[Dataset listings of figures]
----------------

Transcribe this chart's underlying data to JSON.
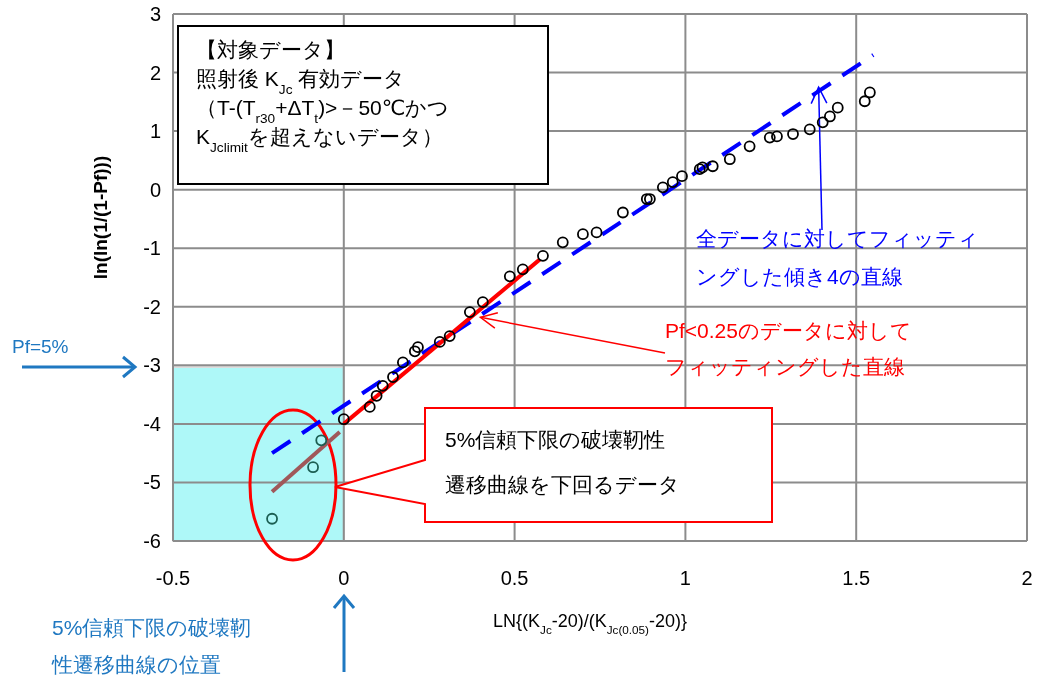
{
  "chart_data": {
    "type": "scatter",
    "xlabel": "LN{(K$_{Jc}$-20)/(K$_{Jc(0.05)}$-20)}",
    "ylabel": "ln(ln(1/(1-Pf)))",
    "xlim": [
      -0.5,
      2
    ],
    "xticks": [
      -0.5,
      0,
      0.5,
      1,
      1.5,
      2
    ],
    "ylim": [
      -6,
      3
    ],
    "yticks": [
      -6,
      -5,
      -4,
      -3,
      -2,
      -1,
      0,
      1,
      2,
      3
    ],
    "grid": true,
    "marker": "circle",
    "bands": [
      {
        "axis": "x",
        "from": -0.5,
        "to": 0,
        "color": "#aef8f8"
      }
    ],
    "annotations": [
      "【対象データ】照射後 K$_{Jc}$ 有効データ（T-(T$_{r30}$+ΔT$_{t}$)>－50℃かつK$_{Jclimit}$を超えないデータ）",
      {
        "text": "Pf<0.25のデータに対してフィッティングした直線",
        "x": 0.4,
        "y": -2.18
      },
      {
        "text": "全データに対してフィッティングした傾き4の直線",
        "x": 1.39,
        "y": 1.75
      },
      "5%信頼下限の破壊靭性遷移曲線を下回るデータ",
      "Pf=5%",
      "5%信頼下限の破壊靭性遷移曲線の位置"
    ],
    "series": [
      {
        "color": "#000000",
        "x": [
          0,
          0.076,
          0.096,
          0.114,
          0.144,
          0.173,
          0.208,
          0.217,
          0.281,
          0.31,
          0.369,
          0.407,
          0.486,
          0.524,
          0.583,
          0.641,
          0.7,
          0.74,
          0.817,
          0.887,
          0.896,
          0.934,
          0.963,
          0.99,
          1.042,
          1.05,
          1.08,
          1.13,
          1.188,
          1.247,
          1.268,
          1.315,
          1.364,
          1.402,
          1.423,
          1.446,
          1.525,
          1.54
        ],
        "values": [
          -3.92,
          -3.71,
          -3.52,
          -3.35,
          -3.2,
          -2.95,
          -2.76,
          -2.69,
          -2.6,
          -2.5,
          -2.09,
          -1.92,
          -1.48,
          -1.36,
          -1.13,
          -0.9,
          -0.76,
          -0.73,
          -0.39,
          -0.16,
          -0.16,
          0.04,
          0.13,
          0.23,
          0.35,
          0.38,
          0.4,
          0.52,
          0.74,
          0.89,
          0.91,
          0.95,
          1.03,
          1.15,
          1.25,
          1.4,
          1.51,
          1.66
        ]
      },
      {
        "color": "#1b5e52",
        "x": [
          -0.21,
          -0.09,
          -0.066
        ],
        "values": [
          -5.62,
          -4.74,
          -4.28
        ]
      },
      {
        "type": "line",
        "color": "#0000ff",
        "line_style": "dashed",
        "marker": "none",
        "x": [
          -0.21,
          1.55
        ],
        "values": [
          -4.5,
          2.3
        ]
      },
      {
        "type": "line",
        "color": "#ff0000",
        "marker": "none",
        "x": [
          0,
          0.574
        ],
        "values": [
          -4.0,
          -1.19
        ]
      },
      {
        "type": "line",
        "color": "#a0585a",
        "marker": "none",
        "x": [
          -0.21,
          -0.012
        ],
        "values": [
          -5.16,
          -4.14
        ]
      }
    ]
  }
}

----------------

• **WRITTEN REQUEST**:
Reproduce the full listing above verbatim, with no pictures included.

• **FINAL RESULT**:
Transcribe this chart's underlying data to JSON.
{
  "chart_data": {
    "type": "scatter",
    "xlabel": "LN{(K$_{Jc}$-20)/(K$_{Jc(0.05)}$-20)}",
    "ylabel": "ln(ln(1/(1-Pf)))",
    "xlim": [
      -0.5,
      2
    ],
    "xticks": [
      -0.5,
      0,
      0.5,
      1,
      1.5,
      2
    ],
    "ylim": [
      -6,
      3
    ],
    "yticks": [
      -6,
      -5,
      -4,
      -3,
      -2,
      -1,
      0,
      1,
      2,
      3
    ],
    "grid": true,
    "marker": "circle",
    "bands": [
      {
        "axis": "x",
        "from": -0.5,
        "to": 0,
        "color": "#aef8f8"
      }
    ],
    "annotations": [
      "【対象データ】照射後 K$_{Jc}$ 有効データ（T-(T$_{r30}$+ΔT$_{t}$)>－50℃かつK$_{Jclimit}$を超えないデータ）",
      {
        "text": "Pf<0.25のデータに対してフィッティングした直線",
        "x": 0.4,
        "y": -2.18
      },
      {
        "text": "全データに対してフィッティングした傾き4の直線",
        "x": 1.39,
        "y": 1.75
      },
      "5%信頼下限の破壊靭性遷移曲線を下回るデータ",
      "Pf=5%",
      "5%信頼下限の破壊靭性遷移曲線の位置"
    ],
    "series": [
      {
        "color": "#000000",
        "x": [
          0,
          0.076,
          0.096,
          0.114,
          0.144,
          0.173,
          0.208,
          0.217,
          0.281,
          0.31,
          0.369,
          0.407,
          0.486,
          0.524,
          0.583,
          0.641,
          0.7,
          0.74,
          0.817,
          0.887,
          0.896,
          0.934,
          0.963,
          0.99,
          1.042,
          1.05,
          1.08,
          1.13,
          1.188,
          1.247,
          1.268,
          1.315,
          1.364,
          1.402,
          1.423,
          1.446,
          1.525,
          1.54
        ],
        "values": [
          -3.92,
          -3.71,
          -3.52,
          -3.35,
          -3.2,
          -2.95,
          -2.76,
          -2.69,
          -2.6,
          -2.5,
          -2.09,
          -1.92,
          -1.48,
          -1.36,
          -1.13,
          -0.9,
          -0.76,
          -0.73,
          -0.39,
          -0.16,
          -0.16,
          0.04,
          0.13,
          0.23,
          0.35,
          0.38,
          0.4,
          0.52,
          0.74,
          0.89,
          0.91,
          0.95,
          1.03,
          1.15,
          1.25,
          1.4,
          1.51,
          1.66
        ]
      },
      {
        "color": "#1b5e52",
        "x": [
          -0.21,
          -0.09,
          -0.066
        ],
        "values": [
          -5.62,
          -4.74,
          -4.28
        ]
      },
      {
        "type": "line",
        "color": "#0000ff",
        "line_style": "dashed",
        "marker": "none",
        "x": [
          -0.21,
          1.55
        ],
        "values": [
          -4.5,
          2.3
        ]
      },
      {
        "type": "line",
        "color": "#ff0000",
        "marker": "none",
        "x": [
          0,
          0.574
        ],
        "values": [
          -4.0,
          -1.19
        ]
      },
      {
        "type": "line",
        "color": "#a0585a",
        "marker": "none",
        "x": [
          -0.21,
          -0.012
        ],
        "values": [
          -5.16,
          -4.14
        ]
      }
    ]
  }
}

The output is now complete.